Stored items
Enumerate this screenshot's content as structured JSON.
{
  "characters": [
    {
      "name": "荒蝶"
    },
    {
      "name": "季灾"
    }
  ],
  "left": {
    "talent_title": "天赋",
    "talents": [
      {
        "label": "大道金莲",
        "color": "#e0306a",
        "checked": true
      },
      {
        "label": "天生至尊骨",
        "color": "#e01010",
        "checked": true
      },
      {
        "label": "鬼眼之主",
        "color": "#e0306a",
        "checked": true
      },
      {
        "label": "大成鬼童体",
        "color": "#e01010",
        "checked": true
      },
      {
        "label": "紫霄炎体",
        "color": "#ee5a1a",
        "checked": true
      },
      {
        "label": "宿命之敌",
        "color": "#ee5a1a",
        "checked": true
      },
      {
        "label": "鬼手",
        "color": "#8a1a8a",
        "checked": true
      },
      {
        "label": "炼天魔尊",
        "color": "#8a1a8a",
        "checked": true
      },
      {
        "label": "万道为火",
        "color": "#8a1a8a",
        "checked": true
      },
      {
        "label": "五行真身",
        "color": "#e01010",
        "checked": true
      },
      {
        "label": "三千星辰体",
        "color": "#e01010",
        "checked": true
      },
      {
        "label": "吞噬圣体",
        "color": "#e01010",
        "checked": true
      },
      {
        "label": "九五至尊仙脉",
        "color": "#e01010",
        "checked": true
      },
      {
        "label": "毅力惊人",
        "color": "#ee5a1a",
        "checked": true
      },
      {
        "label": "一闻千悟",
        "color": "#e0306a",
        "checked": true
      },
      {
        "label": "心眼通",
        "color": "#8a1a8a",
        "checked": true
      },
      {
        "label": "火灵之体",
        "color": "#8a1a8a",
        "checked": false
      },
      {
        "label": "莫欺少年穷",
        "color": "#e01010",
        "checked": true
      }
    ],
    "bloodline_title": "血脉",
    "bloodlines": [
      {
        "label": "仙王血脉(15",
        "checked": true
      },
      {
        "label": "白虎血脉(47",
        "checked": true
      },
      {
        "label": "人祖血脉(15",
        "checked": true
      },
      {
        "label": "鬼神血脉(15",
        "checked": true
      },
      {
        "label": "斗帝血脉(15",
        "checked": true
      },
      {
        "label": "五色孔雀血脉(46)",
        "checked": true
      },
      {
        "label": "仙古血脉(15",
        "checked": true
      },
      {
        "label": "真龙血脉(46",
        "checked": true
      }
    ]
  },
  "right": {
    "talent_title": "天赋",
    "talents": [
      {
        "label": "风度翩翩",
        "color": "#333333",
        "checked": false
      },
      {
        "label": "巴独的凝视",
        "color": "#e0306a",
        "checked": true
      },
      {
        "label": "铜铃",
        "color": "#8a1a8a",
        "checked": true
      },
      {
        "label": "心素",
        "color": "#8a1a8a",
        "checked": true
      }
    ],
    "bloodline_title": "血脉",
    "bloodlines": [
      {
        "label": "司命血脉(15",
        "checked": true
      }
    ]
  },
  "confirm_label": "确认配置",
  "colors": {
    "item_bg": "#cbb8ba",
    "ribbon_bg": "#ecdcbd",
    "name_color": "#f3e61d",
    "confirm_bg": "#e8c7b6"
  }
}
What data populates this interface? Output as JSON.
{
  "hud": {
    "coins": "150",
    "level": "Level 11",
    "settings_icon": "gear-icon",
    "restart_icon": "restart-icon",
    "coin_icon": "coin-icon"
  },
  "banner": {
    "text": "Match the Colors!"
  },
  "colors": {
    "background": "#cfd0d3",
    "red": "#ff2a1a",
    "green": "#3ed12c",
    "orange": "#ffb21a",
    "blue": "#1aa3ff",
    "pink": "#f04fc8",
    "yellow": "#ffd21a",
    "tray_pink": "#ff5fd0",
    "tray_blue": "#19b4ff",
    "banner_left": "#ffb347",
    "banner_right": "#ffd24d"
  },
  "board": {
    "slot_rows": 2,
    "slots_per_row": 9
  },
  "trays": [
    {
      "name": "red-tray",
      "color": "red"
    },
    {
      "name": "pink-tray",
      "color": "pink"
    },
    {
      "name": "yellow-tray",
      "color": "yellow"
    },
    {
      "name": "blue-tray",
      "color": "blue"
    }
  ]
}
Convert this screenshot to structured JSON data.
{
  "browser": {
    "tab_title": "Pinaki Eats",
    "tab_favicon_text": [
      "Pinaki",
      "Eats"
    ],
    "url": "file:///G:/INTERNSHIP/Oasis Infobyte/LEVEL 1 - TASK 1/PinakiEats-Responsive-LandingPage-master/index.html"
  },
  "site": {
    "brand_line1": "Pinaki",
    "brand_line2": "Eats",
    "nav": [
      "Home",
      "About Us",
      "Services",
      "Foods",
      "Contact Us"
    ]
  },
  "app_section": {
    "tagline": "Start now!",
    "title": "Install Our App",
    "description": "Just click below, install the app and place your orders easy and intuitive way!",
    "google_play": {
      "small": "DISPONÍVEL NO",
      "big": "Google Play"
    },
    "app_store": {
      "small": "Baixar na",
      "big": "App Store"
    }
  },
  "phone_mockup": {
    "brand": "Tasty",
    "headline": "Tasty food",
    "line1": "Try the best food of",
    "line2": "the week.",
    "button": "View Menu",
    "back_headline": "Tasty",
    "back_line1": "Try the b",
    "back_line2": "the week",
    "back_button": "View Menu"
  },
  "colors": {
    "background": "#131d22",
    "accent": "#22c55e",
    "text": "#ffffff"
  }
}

THE PROBLEM —
Type the whole listing again, unaltered.

TASK SOLUTION —
Enumerate this screenshot's content as structured JSON.
{
  "characters": [
    {
      "name": "荒蝶"
    },
    {
      "name": "季灾"
    }
  ],
  "left": {
    "talent_title": "天赋",
    "talents": [
      {
        "label": "大道金莲",
        "color": "#e0306a",
        "checked": true
      },
      {
        "label": "天生至尊骨",
        "color": "#e01010",
        "checked": true
      },
      {
        "label": "鬼眼之主",
        "color": "#e0306a",
        "checked": true
      },
      {
        "label": "大成鬼童体",
        "color": "#e01010",
        "checked": true
      },
      {
        "label": "紫霄炎体",
        "color": "#ee5a1a",
        "checked": true
      },
      {
        "label": "宿命之敌",
        "color": "#ee5a1a",
        "checked": true
      },
      {
        "label": "鬼手",
        "color": "#8a1a8a",
        "checked": true
      },
      {
        "label": "炼天魔尊",
        "color": "#8a1a8a",
        "checked": true
      },
      {
        "label": "万道为火",
        "color": "#8a1a8a",
        "checked": true
      },
      {
        "label": "五行真身",
        "color": "#e01010",
        "checked": true
      },
      {
        "label": "三千星辰体",
        "color": "#e01010",
        "checked": true
      },
      {
        "label": "吞噬圣体",
        "color": "#e01010",
        "checked": true
      },
      {
        "label": "九五至尊仙脉",
        "color": "#e01010",
        "checked": true
      },
      {
        "label": "毅力惊人",
        "color": "#ee5a1a",
        "checked": true
      },
      {
        "label": "一闻千悟",
        "color": "#e0306a",
        "checked": true
      },
      {
        "label": "心眼通",
        "color": "#8a1a8a",
        "checked": true
      },
      {
        "label": "火灵之体",
        "color": "#8a1a8a",
        "checked": false
      },
      {
        "label": "莫欺少年穷",
        "color": "#e01010",
        "checked": true
      }
    ],
    "bloodline_title": "血脉",
    "bloodlines": [
      {
        "label": "仙王血脉(15",
        "checked": true
      },
      {
        "label": "白虎血脉(47",
        "checked": true
      },
      {
        "label": "人祖血脉(15",
        "checked": true
      },
      {
        "label": "鬼神血脉(15",
        "checked": true
      },
      {
        "label": "斗帝血脉(15",
        "checked": true
      },
      {
        "label": "五色孔雀血脉(46)",
        "checked": true
      },
      {
        "label": "仙古血脉(15",
        "checked": true
      },
      {
        "label": "真龙血脉(46",
        "checked": true
      }
    ]
  },
  "right": {
    "talent_title": "天赋",
    "talents": [
      {
        "label": "风度翩翩",
        "color": "#333333",
        "checked": false
      },
      {
        "label": "巴独的凝视",
        "color": "#e0306a",
        "checked": true
      },
      {
        "label": "铜铃",
        "color": "#8a1a8a",
        "checked": true
      },
      {
        "label": "心素",
        "color": "#8a1a8a",
        "checked": true
      }
    ],
    "bloodline_title": "血脉",
    "bloodlines": [
      {
        "label": "司命血脉(15",
        "checked": true
      }
    ]
  },
  "confirm_label": "确认配置",
  "colors": {
    "item_bg": "#cbb8ba",
    "ribbon_bg": "#ecdcbd",
    "name_color": "#f3e61d",
    "confirm_bg": "#e8c7b6"
  }
}
What data populates this interface? Output as JSON.
{
  "hud": {
    "coins": "150",
    "level": "Level 11",
    "settings_icon": "gear-icon",
    "restart_icon": "restart-icon",
    "coin_icon": "coin-icon"
  },
  "banner": {
    "text": "Match the Colors!"
  },
  "colors": {
    "background": "#cfd0d3",
    "red": "#ff2a1a",
    "green": "#3ed12c",
    "orange": "#ffb21a",
    "blue": "#1aa3ff",
    "pink": "#f04fc8",
    "yellow": "#ffd21a",
    "tray_pink": "#ff5fd0",
    "tray_blue": "#19b4ff",
    "banner_left": "#ffb347",
    "banner_right": "#ffd24d"
  },
  "board": {
    "slot_rows": 2,
    "slots_per_row": 9
  },
  "trays": [
    {
      "name": "red-tray",
      "color": "red"
    },
    {
      "name": "pink-tray",
      "color": "pink"
    },
    {
      "name": "yellow-tray",
      "color": "yellow"
    },
    {
      "name": "blue-tray",
      "color": "blue"
    }
  ]
}
Convert this screenshot to structured JSON data.
{
  "browser": {
    "tab_title": "Pinaki Eats",
    "tab_favicon_text": [
      "Pinaki",
      "Eats"
    ],
    "url": "file:///G:/INTERNSHIP/Oasis Infobyte/LEVEL 1 - TASK 1/PinakiEats-Responsive-LandingPage-master/index.html"
  },
  "site": {
    "brand_line1": "Pinaki",
    "brand_line2": "Eats",
    "nav": [
      "Home",
      "About Us",
      "Services",
      "Foods",
      "Contact Us"
    ]
  },
  "app_section": {
    "tagline": "Start now!",
    "title": "Install Our App",
    "description": "Just click below, install the app and place your orders easy and intuitive way!",
    "google_play": {
      "small": "DISPONÍVEL NO",
      "big": "Google Play"
    },
    "app_store": {
      "small": "Baixar na",
      "big": "App Store"
    }
  },
  "phone_mockup": {
    "brand": "Tasty",
    "headline": "Tasty food",
    "line1": "Try the best food of",
    "line2": "the week.",
    "button": "View Menu",
    "back_headline": "Tasty",
    "back_line1": "Try the b",
    "back_line2": "the week",
    "back_button": "View Menu"
  },
  "colors": {
    "background": "#131d22",
    "accent": "#22c55e",
    "text": "#ffffff"
  }
}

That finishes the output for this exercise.